Records from a collection:
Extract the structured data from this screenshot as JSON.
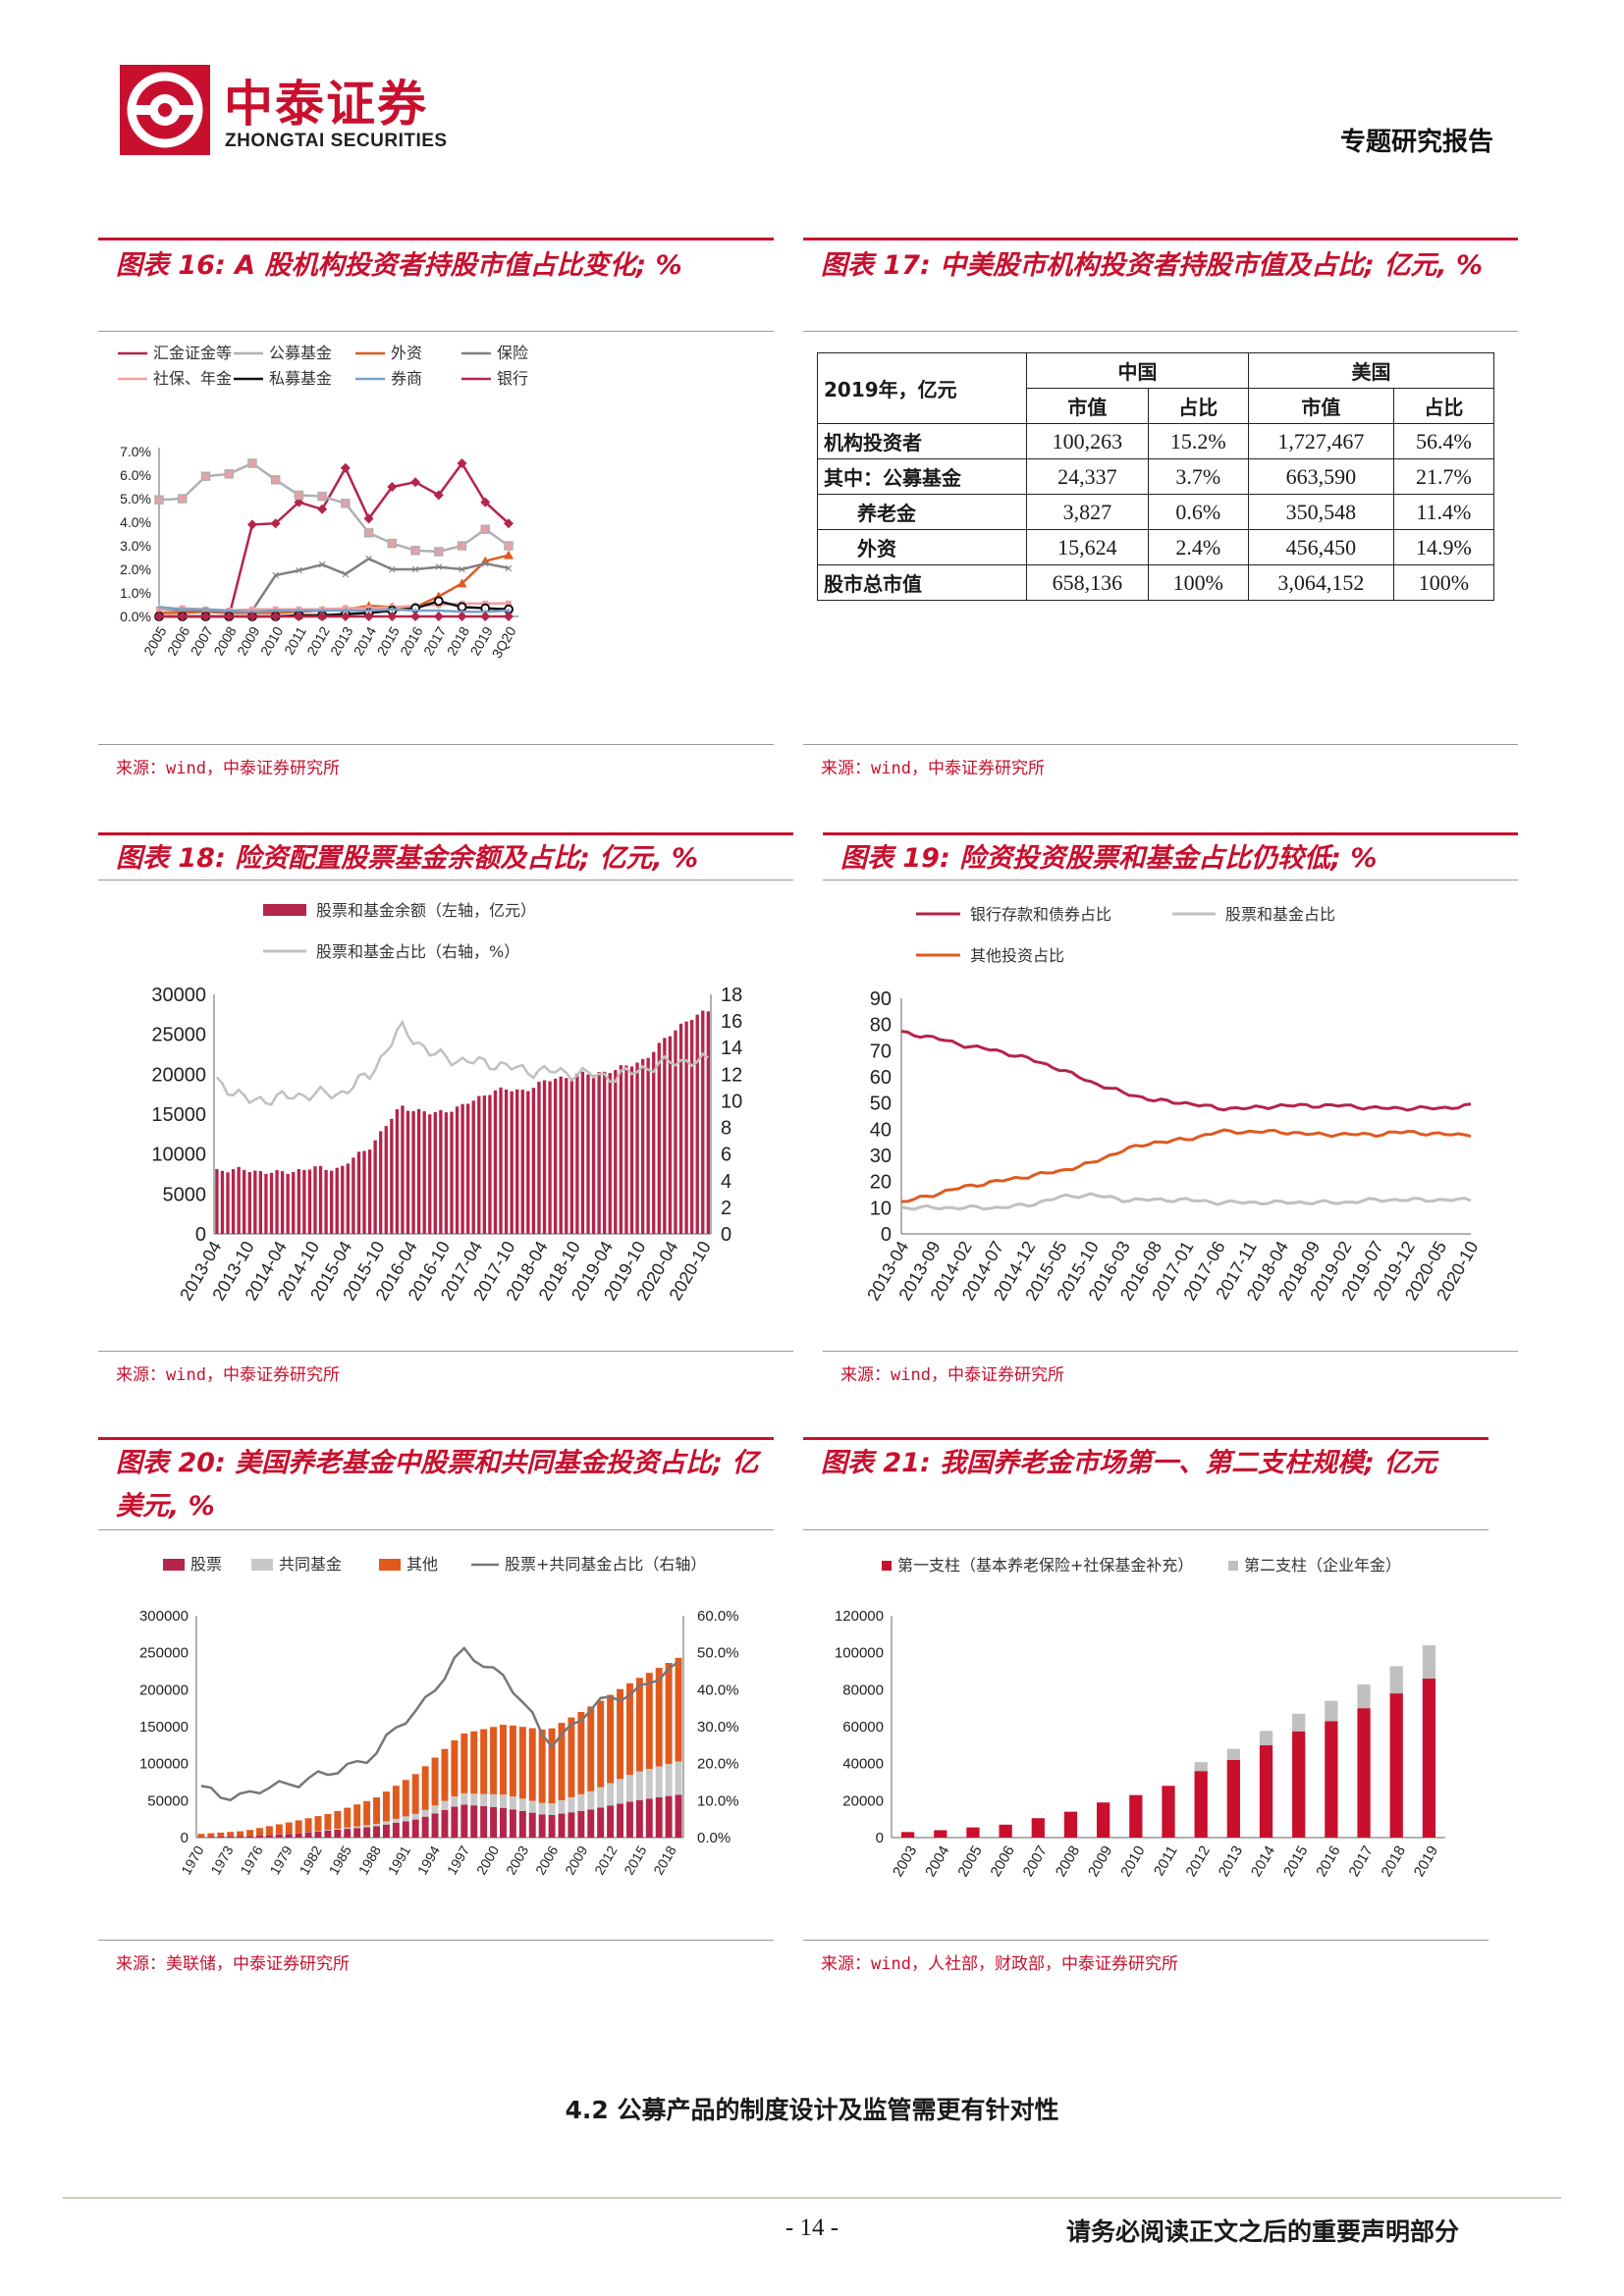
{
  "header": {
    "logo_cn": "中泰证券",
    "logo_en": "ZHONGTAI SECURITIES",
    "report_type": "专题研究报告"
  },
  "fig16": {
    "title": "图表 16: A 股机构投资者持股市值占比变化; %",
    "source": "来源：wind，中泰证券研究所",
    "chart_data": {
      "type": "line",
      "x": [
        "2005",
        "2006",
        "2007",
        "2008",
        "2009",
        "2010",
        "2011",
        "2012",
        "2013",
        "2014",
        "2015",
        "2016",
        "2017",
        "2018",
        "2019",
        "3Q20"
      ],
      "ylim": [
        0,
        7
      ],
      "yticks": [
        "0.0%",
        "1.0%",
        "2.0%",
        "3.0%",
        "4.0%",
        "5.0%",
        "6.0%",
        "7.0%"
      ],
      "series": [
        {
          "name": "汇金证金等",
          "color": "#b5244a",
          "values": [
            0,
            0,
            0,
            0,
            3.9,
            3.95,
            4.85,
            4.55,
            6.3,
            4.15,
            5.5,
            5.7,
            5.15,
            6.5,
            4.85,
            3.95
          ]
        },
        {
          "name": "公募基金",
          "color": "#b0b0b0",
          "values": [
            4.95,
            5.0,
            5.95,
            6.05,
            6.5,
            5.8,
            5.15,
            5.1,
            4.8,
            3.55,
            3.1,
            2.8,
            2.75,
            3.0,
            3.7,
            3.0
          ]
        },
        {
          "name": "外资",
          "color": "#e05a1e",
          "values": [
            0.15,
            0.15,
            0.2,
            0.15,
            0.15,
            0.15,
            0.2,
            0.25,
            0.3,
            0.45,
            0.4,
            0.4,
            0.85,
            1.4,
            2.35,
            2.6
          ]
        },
        {
          "name": "保险",
          "color": "#808080",
          "values": [
            0.3,
            0.25,
            0.25,
            0.2,
            0.25,
            1.75,
            1.95,
            2.2,
            1.8,
            2.45,
            2.0,
            2.0,
            2.1,
            2.0,
            2.25,
            2.05
          ]
        },
        {
          "name": "社保、年金",
          "color": "#f0a0a0",
          "values": [
            0.3,
            0.35,
            0.3,
            0.25,
            0.3,
            0.3,
            0.3,
            0.3,
            0.35,
            0.35,
            0.4,
            0.45,
            0.5,
            0.55,
            0.55,
            0.55
          ]
        },
        {
          "name": "私募基金",
          "color": "#111111",
          "values": [
            0,
            0,
            0,
            0,
            0,
            0,
            0.05,
            0.05,
            0.1,
            0.15,
            0.25,
            0.35,
            0.65,
            0.4,
            0.35,
            0.3
          ]
        },
        {
          "name": "券商",
          "color": "#7aa0c8",
          "values": [
            0.4,
            0.3,
            0.3,
            0.25,
            0.2,
            0.25,
            0.25,
            0.25,
            0.25,
            0.25,
            0.3,
            0.25,
            0.25,
            0.2,
            0.2,
            0.25
          ]
        },
        {
          "name": "银行",
          "color": "#b5244a",
          "values": [
            0,
            0,
            0,
            0,
            0,
            0,
            0,
            0,
            0,
            0,
            0,
            0,
            0,
            0,
            0,
            0
          ]
        }
      ]
    }
  },
  "fig17": {
    "title": "图表 17: 中美股市机构投资者持股市值及占比; 亿元, %",
    "source": "来源：wind，中泰证券研究所",
    "corner": "2019年，亿元",
    "group_cn": "中国",
    "group_us": "美国",
    "col_mv": "市值",
    "col_pct": "占比",
    "rows": [
      {
        "label": "机构投资者",
        "cn_mv": "100,263",
        "cn_pct": "15.2%",
        "us_mv": "1,727,467",
        "us_pct": "56.4%"
      },
      {
        "label": "其中：公募基金",
        "cn_mv": "24,337",
        "cn_pct": "3.7%",
        "us_mv": "663,590",
        "us_pct": "21.7%"
      },
      {
        "label": "养老金",
        "cn_mv": "3,827",
        "cn_pct": "0.6%",
        "us_mv": "350,548",
        "us_pct": "11.4%"
      },
      {
        "label": "外资",
        "cn_mv": "15,624",
        "cn_pct": "2.4%",
        "us_mv": "456,450",
        "us_pct": "14.9%"
      },
      {
        "label": "股市总市值",
        "cn_mv": "658,136",
        "cn_pct": "100%",
        "us_mv": "3,064,152",
        "us_pct": "100%"
      }
    ]
  },
  "fig18": {
    "title": "图表 18: 险资配置股票基金余额及占比; 亿元, %",
    "source": "来源：wind，中泰证券研究所",
    "chart_data": {
      "type": "bar",
      "legend": [
        "股票和基金余额（左轴，亿元）",
        "股票和基金占比（右轴，%）"
      ],
      "ylim_left": [
        0,
        30000
      ],
      "ylim_right": [
        0,
        18
      ],
      "yticks_left": [
        "0",
        "5000",
        "10000",
        "15000",
        "20000",
        "25000",
        "30000"
      ],
      "yticks_right": [
        "0",
        "2",
        "4",
        "6",
        "8",
        "10",
        "12",
        "14",
        "16",
        "18"
      ],
      "xticks": [
        "2013-04",
        "2013-10",
        "2014-04",
        "2014-10",
        "2015-04",
        "2015-10",
        "2016-04",
        "2016-10",
        "2017-04",
        "2017-10",
        "2018-04",
        "2018-10",
        "2019-04",
        "2019-10",
        "2020-04",
        "2020-10"
      ],
      "bar_anchor": [
        8000,
        8000,
        7600,
        8200,
        8200,
        11000,
        16000,
        15000,
        16000,
        18000,
        18000,
        19500,
        20000,
        20500,
        22000,
        26000,
        28000
      ],
      "line_anchor": [
        11.5,
        10.0,
        10.2,
        10.5,
        10.5,
        12.0,
        15.5,
        13.5,
        13.0,
        12.8,
        12.3,
        12.2,
        12.0,
        11.8,
        12.5,
        13.0,
        13.0
      ]
    }
  },
  "fig19": {
    "title": "图表 19: 险资投资股票和基金占比仍较低; %",
    "source": "来源：wind，中泰证券研究所",
    "chart_data": {
      "type": "line",
      "ylim": [
        0,
        90
      ],
      "yticks": [
        "0",
        "10",
        "20",
        "30",
        "40",
        "50",
        "60",
        "70",
        "80",
        "90"
      ],
      "xticks": [
        "2013-04",
        "2013-09",
        "2014-02",
        "2014-07",
        "2014-12",
        "2015-05",
        "2015-10",
        "2016-03",
        "2016-08",
        "2017-01",
        "2017-06",
        "2017-11",
        "2018-04",
        "2018-09",
        "2019-02",
        "2019-07",
        "2019-12",
        "2020-05",
        "2020-10"
      ],
      "series": [
        {
          "name": "银行存款和债券占比",
          "color": "#b5244a",
          "values": [
            77,
            75,
            72,
            70,
            67,
            63,
            58,
            54,
            51,
            50,
            48,
            48,
            49,
            49,
            49,
            48,
            48,
            48,
            49
          ]
        },
        {
          "name": "股票和基金占比",
          "color": "#c0c0c0",
          "values": [
            10,
            10,
            10,
            10,
            11,
            14,
            15,
            13,
            13,
            13,
            12,
            12,
            12,
            12,
            12,
            13,
            13,
            13,
            13
          ]
        },
        {
          "name": "其他投资占比",
          "color": "#e05a1e",
          "values": [
            12,
            15,
            18,
            20,
            22,
            24,
            27,
            32,
            35,
            36,
            39,
            39,
            39,
            38,
            38,
            38,
            39,
            38,
            38
          ]
        }
      ]
    }
  },
  "fig20": {
    "title": "图表 20: 美国养老基金中股票和共同基金投资占比; 亿美元, %",
    "source": "来源：美联储，中泰证券研究所",
    "chart_data": {
      "type": "bar",
      "legend": [
        "股票",
        "共同基金",
        "其他",
        "股票+共同基金占比（右轴）"
      ],
      "ylim_left": [
        0,
        300000
      ],
      "ylim_right": [
        0,
        60
      ],
      "yticks_left": [
        "0",
        "50000",
        "100000",
        "150000",
        "200000",
        "250000",
        "300000"
      ],
      "yticks_right": [
        "0.0%",
        "10.0%",
        "20.0%",
        "30.0%",
        "40.0%",
        "50.0%",
        "60.0%"
      ],
      "xticks": [
        "1970",
        "1973",
        "1976",
        "1979",
        "1982",
        "1985",
        "1988",
        "1991",
        "1994",
        "1997",
        "2000",
        "2003",
        "2006",
        "2009",
        "2012",
        "2015",
        "2018"
      ],
      "years": [
        1970,
        1975,
        1980,
        1985,
        1990,
        1995,
        2000,
        2005,
        2008,
        2010,
        2015,
        2019
      ],
      "stock_anchor": [
        1000,
        2000,
        5000,
        10000,
        15000,
        25000,
        45000,
        40000,
        30000,
        38000,
        50000,
        58000
      ],
      "fund_anchor": [
        0,
        0,
        200,
        1000,
        3000,
        8000,
        15000,
        18000,
        15000,
        25000,
        38000,
        45000
      ],
      "other_anchor": [
        4000,
        7000,
        15000,
        22000,
        35000,
        55000,
        80000,
        95000,
        100000,
        115000,
        125000,
        140000
      ],
      "ratio_anchor": [
        13,
        11,
        15,
        17,
        23,
        35,
        50,
        44,
        25,
        35,
        40,
        46
      ]
    }
  },
  "fig21": {
    "title": "图表 21: 我国养老金市场第一、第二支柱规模; 亿元",
    "source": "来源：wind，人社部，财政部，中泰证券研究所",
    "chart_data": {
      "type": "bar",
      "legend": [
        "第一支柱（基本养老保险+社保基金补充）",
        "第二支柱（企业年金）"
      ],
      "ylim": [
        0,
        120000
      ],
      "yticks": [
        "0",
        "20000",
        "40000",
        "60000",
        "80000",
        "100000",
        "120000"
      ],
      "categories": [
        "2003",
        "2004",
        "2005",
        "2006",
        "2007",
        "2008",
        "2009",
        "2010",
        "2011",
        "2012",
        "2013",
        "2014",
        "2015",
        "2016",
        "2017",
        "2018",
        "2019"
      ],
      "series": [
        {
          "name": "第一支柱（基本养老保险+社保基金补充）",
          "color": "#c8102e",
          "values": [
            3000,
            4000,
            5500,
            7000,
            10500,
            14000,
            19000,
            23000,
            28000,
            36000,
            42000,
            50000,
            57500,
            63000,
            70000,
            78000,
            86000
          ]
        },
        {
          "name": "第二支柱（企业年金）",
          "color": "#c0c0c0",
          "values": [
            0,
            0,
            0,
            0,
            0,
            0,
            0,
            0,
            0,
            4800,
            6000,
            7700,
            9500,
            11000,
            12800,
            14700,
            18000
          ]
        }
      ]
    }
  },
  "section_heading": "4.2 公募产品的制度设计及监管需更有针对性",
  "footer": {
    "page": "- 14 -",
    "notice": "请务必阅读正文之后的重要声明部分"
  }
}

_Required work_.
Lines in the records that hold the word "第一支柱" are to be counted; give only the total.

_Output for this exercise_.
2